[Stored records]

○ ○ ○

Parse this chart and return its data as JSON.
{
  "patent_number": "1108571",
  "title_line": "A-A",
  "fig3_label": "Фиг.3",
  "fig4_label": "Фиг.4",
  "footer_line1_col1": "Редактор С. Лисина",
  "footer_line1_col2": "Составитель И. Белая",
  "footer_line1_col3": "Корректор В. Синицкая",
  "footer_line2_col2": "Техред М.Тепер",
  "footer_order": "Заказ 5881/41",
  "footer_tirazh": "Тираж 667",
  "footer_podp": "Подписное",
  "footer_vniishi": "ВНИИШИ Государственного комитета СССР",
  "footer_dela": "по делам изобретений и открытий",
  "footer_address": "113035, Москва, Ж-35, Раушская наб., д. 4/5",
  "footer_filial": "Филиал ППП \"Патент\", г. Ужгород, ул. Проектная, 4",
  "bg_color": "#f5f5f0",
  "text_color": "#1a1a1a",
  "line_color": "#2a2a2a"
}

○ ○ ○

Faithfully transcribe the whole of the data.

Parse this chart and return its data as JSON.
{
  "patent_number": "1108571",
  "title_line": "A-A",
  "fig3_label": "Фиг.3",
  "fig4_label": "Фиг.4",
  "footer_line1_col1": "Редактор С. Лисина",
  "footer_line1_col2": "Составитель И. Белая",
  "footer_line1_col3": "Корректор В. Синицкая",
  "footer_line2_col2": "Техред М.Тепер",
  "footer_order": "Заказ 5881/41",
  "footer_tirazh": "Тираж 667",
  "footer_podp": "Подписное",
  "footer_vniishi": "ВНИИШИ Государственного комитета СССР",
  "footer_dela": "по делам изобретений и открытий",
  "footer_address": "113035, Москва, Ж-35, Раушская наб., д. 4/5",
  "footer_filial": "Филиал ППП \"Патент\", г. Ужгород, ул. Проектная, 4",
  "bg_color": "#f5f5f0",
  "text_color": "#1a1a1a",
  "line_color": "#2a2a2a"
}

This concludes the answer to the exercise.